• [Description of the task]:
Output the data exactly, with every line intact.

• [Supplied entries]:

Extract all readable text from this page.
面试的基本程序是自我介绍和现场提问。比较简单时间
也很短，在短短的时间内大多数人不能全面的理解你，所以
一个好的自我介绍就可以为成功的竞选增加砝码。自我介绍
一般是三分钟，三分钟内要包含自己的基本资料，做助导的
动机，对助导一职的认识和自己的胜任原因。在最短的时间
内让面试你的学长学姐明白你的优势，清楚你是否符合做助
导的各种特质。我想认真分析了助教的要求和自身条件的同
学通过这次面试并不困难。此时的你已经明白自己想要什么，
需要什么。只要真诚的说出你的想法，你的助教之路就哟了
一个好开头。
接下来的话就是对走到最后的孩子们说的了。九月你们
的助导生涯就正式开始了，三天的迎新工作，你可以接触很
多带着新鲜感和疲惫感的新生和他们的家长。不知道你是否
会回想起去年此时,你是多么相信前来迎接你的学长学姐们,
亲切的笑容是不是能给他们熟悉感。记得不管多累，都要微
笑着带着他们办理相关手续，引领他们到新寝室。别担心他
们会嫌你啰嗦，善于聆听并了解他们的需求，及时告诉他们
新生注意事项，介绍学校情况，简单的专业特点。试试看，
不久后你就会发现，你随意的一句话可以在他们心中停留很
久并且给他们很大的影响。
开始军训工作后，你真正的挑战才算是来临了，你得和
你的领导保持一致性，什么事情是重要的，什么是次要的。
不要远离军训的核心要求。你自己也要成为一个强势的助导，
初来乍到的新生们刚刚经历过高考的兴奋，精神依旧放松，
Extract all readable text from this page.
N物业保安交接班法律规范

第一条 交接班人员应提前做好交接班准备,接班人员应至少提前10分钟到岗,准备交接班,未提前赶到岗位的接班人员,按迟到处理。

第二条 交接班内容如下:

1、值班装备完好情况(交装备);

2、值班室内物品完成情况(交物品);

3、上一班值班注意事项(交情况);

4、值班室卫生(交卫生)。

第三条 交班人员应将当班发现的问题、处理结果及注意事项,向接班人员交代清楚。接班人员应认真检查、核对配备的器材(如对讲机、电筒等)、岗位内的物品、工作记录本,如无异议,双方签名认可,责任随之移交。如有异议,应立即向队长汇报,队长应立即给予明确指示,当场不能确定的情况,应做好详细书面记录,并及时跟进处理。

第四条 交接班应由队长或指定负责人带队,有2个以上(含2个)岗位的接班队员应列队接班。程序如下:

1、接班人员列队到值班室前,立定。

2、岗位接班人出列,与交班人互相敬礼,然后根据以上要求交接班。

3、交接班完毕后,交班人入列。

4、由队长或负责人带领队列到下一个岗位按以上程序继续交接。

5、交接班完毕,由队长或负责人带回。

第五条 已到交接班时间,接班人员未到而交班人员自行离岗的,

• [Correct response]:
Extract all readable text from this page.
面试的基本程序是自我介绍和现场提问。比较简单时间
也很短，在短短的时间内大多数人不能全面的理解你，所以
一个好的自我介绍就可以为成功的竞选增加砝码。自我介绍
一般是三分钟，三分钟内要包含自己的基本资料，做助导的
动机，对助导一职的认识和自己的胜任原因。在最短的时间
内让面试你的学长学姐明白你的优势，清楚你是否符合做助
导的各种特质。我想认真分析了助教的要求和自身条件的同
学通过这次面试并不困难。此时的你已经明白自己想要什么，
需要什么。只要真诚的说出你的想法，你的助教之路就哟了
一个好开头。
接下来的话就是对走到最后的孩子们说的了。九月你们
的助导生涯就正式开始了，三天的迎新工作，你可以接触很
多带着新鲜感和疲惫感的新生和他们的家长。不知道你是否
会回想起去年此时,你是多么相信前来迎接你的学长学姐们,
亲切的笑容是不是能给他们熟悉感。记得不管多累，都要微
笑着带着他们办理相关手续，引领他们到新寝室。别担心他
们会嫌你啰嗦，善于聆听并了解他们的需求，及时告诉他们
新生注意事项，介绍学校情况，简单的专业特点。试试看，
不久后你就会发现，你随意的一句话可以在他们心中停留很
久并且给他们很大的影响。
开始军训工作后，你真正的挑战才算是来临了，你得和
你的领导保持一致性，什么事情是重要的，什么是次要的。
不要远离军训的核心要求。你自己也要成为一个强势的助导，
初来乍到的新生们刚刚经历过高考的兴奋，精神依旧放松，
Extract all readable text from this page.
N物业保安交接班法律规范

第一条 交接班人员应提前做好交接班准备,接班人员应至少提前10分钟到岗,准备交接班,未提前赶到岗位的接班人员,按迟到处理。

第二条 交接班内容如下:

1、值班装备完好情况(交装备);

2、值班室内物品完成情况(交物品);

3、上一班值班注意事项(交情况);

4、值班室卫生(交卫生)。

第三条 交班人员应将当班发现的问题、处理结果及注意事项,向接班人员交代清楚。接班人员应认真检查、核对配备的器材(如对讲机、电筒等)、岗位内的物品、工作记录本,如无异议,双方签名认可,责任随之移交。如有异议,应立即向队长汇报,队长应立即给予明确指示,当场不能确定的情况,应做好详细书面记录,并及时跟进处理。

第四条 交接班应由队长或指定负责人带队,有2个以上(含2个)岗位的接班队员应列队接班。程序如下:

1、接班人员列队到值班室前,立定。

2、岗位接班人出列,与交班人互相敬礼,然后根据以上要求交接班。

3、交接班完毕后,交班人入列。

4、由队长或负责人带领队列到下一个岗位按以上程序继续交接。

5、交接班完毕,由队长或负责人带回。

第五条 已到交接班时间,接班人员未到而交班人员自行离岗的,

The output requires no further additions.